**Given instruction**: Reproduce every entry below precisely. Pictures are excluded from the copy.

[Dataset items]
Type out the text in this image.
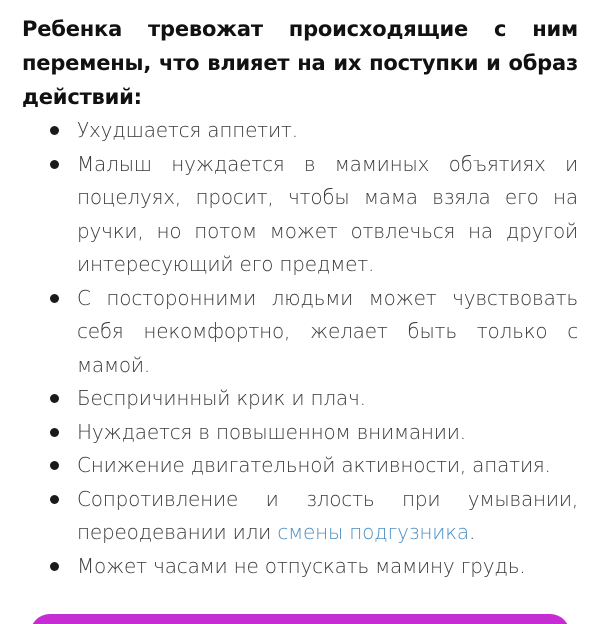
Ребенка тревожат происходящие с ним перемены, что влияет на их поступки и образ действий:

Ухудшается аппетит.
Малыш нуждается в маминых объятиях и поцелуях, просит, чтобы мама взяла его на ручки, но потом может отвлечься на другой интересующий его предмет.
С посторонними людьми может чувствовать себя некомфортно, желает быть только с мамой.
Беспричинный крик и плач.
Нуждается в повышенном внимании.
Снижение двигательной активности, апатия.
Сопротивление и злость при умывании, переодевании или смены подгузника.
Может часами не отпускать мамину грудь.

**Full output**:
Type out the text in this image.
Ребенка тревожат происходящие с ним перемены, что влияет на их поступки и образ действий:

Ухудшается аппетит.
Малыш нуждается в маминых объятиях и поцелуях, просит, чтобы мама взяла его на ручки, но потом может отвлечься на другой интересующий его предмет.
С посторонними людьми может чувствовать себя некомфортно, желает быть только с мамой.
Беспричинный крик и плач.
Нуждается в повышенном внимании.
Снижение двигательной активности, апатия.
Сопротивление и злость при умывании, переодевании или смены подгузника.
Может часами не отпускать мамину грудь.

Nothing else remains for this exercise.